» Stated task
Select every line below that contains the string "axis", matching case exactly.

····················

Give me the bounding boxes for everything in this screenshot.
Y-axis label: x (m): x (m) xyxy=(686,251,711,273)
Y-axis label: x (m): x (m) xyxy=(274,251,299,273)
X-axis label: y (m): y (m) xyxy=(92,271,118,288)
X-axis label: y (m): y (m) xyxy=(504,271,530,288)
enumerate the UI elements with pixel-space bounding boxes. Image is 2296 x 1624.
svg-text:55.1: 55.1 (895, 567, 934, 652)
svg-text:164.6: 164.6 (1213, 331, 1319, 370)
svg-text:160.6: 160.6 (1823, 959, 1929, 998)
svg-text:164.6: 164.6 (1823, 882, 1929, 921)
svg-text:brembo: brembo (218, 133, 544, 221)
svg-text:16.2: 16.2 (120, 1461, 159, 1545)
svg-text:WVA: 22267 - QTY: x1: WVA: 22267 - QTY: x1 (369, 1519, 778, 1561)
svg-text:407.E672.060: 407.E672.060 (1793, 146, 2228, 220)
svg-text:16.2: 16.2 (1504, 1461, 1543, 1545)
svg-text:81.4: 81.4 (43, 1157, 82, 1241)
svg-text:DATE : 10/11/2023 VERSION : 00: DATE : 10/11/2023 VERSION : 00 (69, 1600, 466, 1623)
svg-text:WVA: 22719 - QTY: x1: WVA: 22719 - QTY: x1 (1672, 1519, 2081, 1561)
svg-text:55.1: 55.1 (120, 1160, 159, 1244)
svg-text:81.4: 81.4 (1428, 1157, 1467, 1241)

····················

» The completed task
Y-axis label: x (m): x (m) xyxy=(686,251,711,273)
Y-axis label: x (m): x (m) xyxy=(274,251,299,273)
X-axis label: y (m): y (m) xyxy=(92,271,118,288)
X-axis label: y (m): y (m) xyxy=(504,271,530,288)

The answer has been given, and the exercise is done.